The urban design process involves creating buildings, groups of buildings, spaces, and landscapes, as well as establishing frameworks and procedures that will ensure success for future generations. Town and city planning, street design, and public space design are all parts of urban design. In essence, it’s about composing the physical setting for life by bringing together multiple disciplines – the art of making places.
Dimensions of Urban Design
An urban environment can be analysed in a variety of ways, including from a visual, perceptual, social, and other viewpoints. According to Krier (1979), for instance, urban space is “all sorts of space between buildings” and is “consciously understood as urban space” when “its geometrical traits and aesthetic aspects are clearly legible.” With this description, Krier’s idea of an urban environment is more strongly influenced by physical construction. Lynch (1960) took a different technique, analysing the physical surroundings to determine the perceptual structure of an urban area. He identified a number of tangible components that make up a city’s imageability and legibility. Lynch’s idea of urban structure thus relies on how people perceive their city in society.
Creating public spaces from a human standpoint is another viewpoint (Carr, et al., 1992, p. 85). “Needs, rights, and meaning” are the human dimensions. This dimension is concerned with “how people and places interact and how this impacts how settings function.”
The dimension of urban design could be categorized into six distinct elements, which are morphological, perceptual, social, visual, functional and temporal . Using these dimensions will help us understand how the dimensions affect the vitality of public places in an urban context.
The fast paced urbanizing of cities requires that clear guideline is needed to ensure the consistency of the design value. Hence, public spaces within an urban setting also requires careful analysis in order for us to design public spaces that are in societal solidarity rather than being fragmented as a result of privatisation of activities.

* **DATA SHOWN**:
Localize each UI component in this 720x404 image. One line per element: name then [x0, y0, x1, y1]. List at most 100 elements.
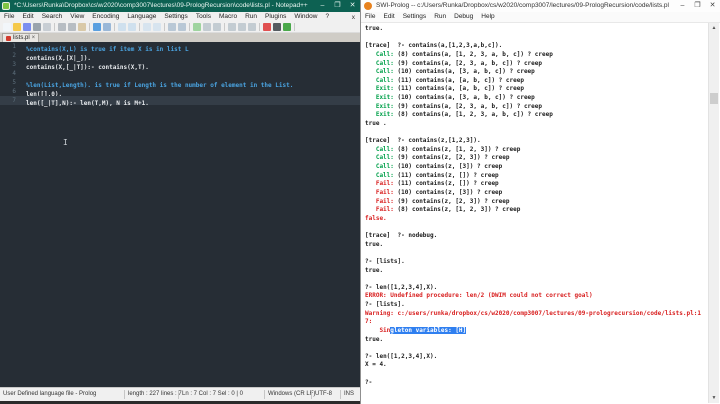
tab-label: lists.pl	[13, 35, 30, 41]
menu-encoding[interactable]: Encoding	[88, 12, 123, 22]
menu-settings[interactable]: Settings	[399, 12, 431, 22]
toolbar-icon-word-wrap[interactable]	[193, 23, 201, 31]
console-text: Fail:	[365, 197, 394, 205]
line-number: 4	[12, 70, 16, 77]
scrollbar-up-arrow[interactable]: ▲	[709, 23, 719, 33]
toolbar-icon-indent-guide[interactable]	[213, 23, 221, 31]
editor-line-2[interactable]: 2 contains(X,[X|_]).	[0, 51, 360, 62]
menu-plugins[interactable]: Plugins	[261, 12, 290, 22]
menu-search[interactable]: Search	[38, 12, 67, 22]
maximize-button[interactable]: ❐	[690, 0, 705, 12]
modified-file-icon	[6, 35, 11, 41]
menu-settings[interactable]: Settings	[160, 12, 192, 22]
toolbar-icon-show-all-chars[interactable]	[203, 23, 211, 31]
toolbar-icon-redo[interactable]	[103, 23, 111, 31]
menu-view[interactable]: View	[66, 12, 88, 22]
console-text: Sin	[365, 326, 391, 334]
console-line-34: Warning: c:/users/runka/dropbox/cs/w2020…	[365, 310, 708, 319]
toolbar-icon-find[interactable]	[118, 23, 126, 31]
console-line-1: true.	[365, 25, 708, 34]
toolbar-icon-open-folder[interactable]	[13, 23, 21, 31]
close-button[interactable]: ✕	[705, 0, 720, 12]
menu-run[interactable]: Run	[430, 12, 450, 22]
console-line-20: Fail: (10) contains(z, [3]) ? creep	[365, 189, 708, 198]
console-scrollbar[interactable]: ▲ ▼	[708, 23, 719, 403]
toolbar-icon-document-list[interactable]	[248, 23, 256, 31]
console-line-39: ?- len([1,2,3,4],X).	[365, 353, 708, 362]
toolbar-icon-copy[interactable]	[68, 23, 76, 31]
toolbar-icon-stop-macro[interactable]	[273, 23, 281, 31]
close-button[interactable]: ✕	[345, 0, 360, 12]
menu-debug[interactable]: Debug	[450, 12, 477, 22]
statusbar-eol[interactable]: Windows (CR LF)	[268, 391, 315, 397]
menu-run[interactable]: Run	[241, 12, 261, 22]
toolbar-separator	[89, 23, 90, 31]
editor-line-7[interactable]: 7 len([_|T],N):- len(T,M), N is M+1.	[0, 96, 360, 107]
menu-help[interactable]: Help	[477, 12, 498, 22]
toolbar-icon-cut[interactable]	[58, 23, 66, 31]
editor-line-5[interactable]: 5 %len(List,Length). is true if Length is…	[0, 78, 360, 89]
scrollbar-thumb[interactable]	[710, 93, 718, 104]
toolbar-icon-save-all[interactable]	[33, 23, 41, 31]
console-line-2	[365, 34, 708, 43]
console-line-23: false.	[365, 215, 708, 224]
prolog-console[interactable]: true. [trace] ?- contains(a,[1,2,3,a,b,c]…	[362, 23, 708, 403]
console-line-12: true .	[365, 120, 708, 129]
toolbar-icon-zoom-in[interactable]	[143, 23, 151, 31]
line-number: 5	[12, 79, 16, 86]
menu-language[interactable]: Language	[123, 12, 160, 22]
console-text: Call:	[365, 76, 394, 84]
console-text: true.	[365, 335, 384, 343]
toolbar-icon-record-macro[interactable]	[263, 23, 271, 31]
menu-edit[interactable]: Edit	[379, 12, 398, 22]
menu-[interactable]: ?	[321, 12, 333, 22]
editor-line-6[interactable]: 6 len([],0).	[0, 87, 360, 98]
toolbar-icon-undo[interactable]	[93, 23, 101, 31]
toolbar-icon-play-macro[interactable]	[283, 23, 291, 31]
toolbar-icon-sync-vertical[interactable]	[168, 23, 176, 31]
toolbar-icon-paste[interactable]	[78, 23, 86, 31]
statusbar-encoding[interactable]: UTF-8	[315, 391, 332, 397]
statusbar-cursor-position: Ln : 7 Col : 7 Sel : 0 | 0	[182, 391, 243, 397]
code-editor[interactable]: 1 %contains(X,L) is true if item X is in …	[0, 42, 360, 388]
menu-macro[interactable]: Macro	[215, 12, 241, 22]
editor-line-3[interactable]: 3 contains(X,[_|T]):- contains(X,T).	[0, 60, 360, 71]
toolbar-icon-print[interactable]	[43, 23, 51, 31]
menu-file[interactable]: File	[361, 12, 379, 22]
selected-text: gleton variables: [H]	[390, 326, 467, 334]
toolbar-icon-function-list[interactable]	[228, 23, 236, 31]
menu-tools[interactable]: Tools	[192, 12, 215, 22]
console-text: (10) contains(z, [3]) ? creep	[393, 188, 503, 196]
console-text: ?-	[365, 283, 376, 291]
minimize-button[interactable]: –	[315, 0, 330, 12]
console-text: (11) contains(a, [a, b, c]) ? creep	[393, 85, 524, 93]
statusbar-insert-mode[interactable]: INS	[344, 391, 354, 397]
scrollbar-down-arrow[interactable]: ▼	[709, 393, 719, 403]
maximize-button[interactable]: ❐	[330, 0, 345, 12]
tab-close-icon[interactable]: ×	[32, 35, 36, 42]
console-line-10: Exit: (9) contains(a, [2, 3, a, b, c]) ?…	[365, 103, 708, 112]
toolbar-icon-sync-horizontal[interactable]	[178, 23, 186, 31]
tab-lists-pl[interactable]: lists.pl ×	[2, 33, 40, 42]
editor-line-4[interactable]: 4	[0, 69, 360, 78]
toolbar-separator	[189, 23, 190, 31]
swiprolog-window: SWI-Prolog -- c:/Users/Runka/Dropbox/cs/…	[360, 0, 720, 404]
menubar-close-icon[interactable]: x	[347, 14, 360, 21]
minimize-button[interactable]: –	[675, 0, 690, 12]
toolbar-icon-replace[interactable]	[128, 23, 136, 31]
toolbar-icon-document-map[interactable]	[238, 23, 246, 31]
console-text: Fail:	[365, 180, 394, 188]
menu-window[interactable]: Window	[290, 12, 321, 22]
toolbar-icon-zoom-out[interactable]	[153, 23, 161, 31]
console-text: (9) contains(a, [2, 3, a, b, c]) ? creep	[393, 59, 543, 67]
toolbar-icon-save[interactable]	[23, 23, 31, 31]
swi-prolog-owl-icon	[364, 2, 372, 10]
console-text: Call:	[365, 171, 394, 179]
menu-edit[interactable]: Edit	[18, 12, 37, 22]
menu-file[interactable]: File	[0, 12, 18, 22]
toolbar-separator	[224, 23, 225, 31]
editor-line-1[interactable]: 1 %contains(X,L) is true if item X is in …	[0, 42, 360, 53]
console-text: true.	[365, 25, 384, 32]
toolbar-icon-new-file[interactable]	[3, 23, 11, 31]
notepadpp-titlebar[interactable]: *C:\Users\Runka\Dropbox\cs\w2020\comp300…	[0, 0, 360, 12]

* **TASK INSTRUCTIONS**:
Please answer these questions using the urban design text.
(a) How does Krier (1979) define urban space?
(b) Which three human dimensions does the text name?
(c) How many distinct elements can the dimension of urban design be categorized into?
The records have no connection to the urban design text.

* **FINAL RESULT**:
(a) As "all sorts of space between buildings."
(b) Needs, rights, and meaning.
(c) Six: morphological, perceptual, social, visual, functional and temporal.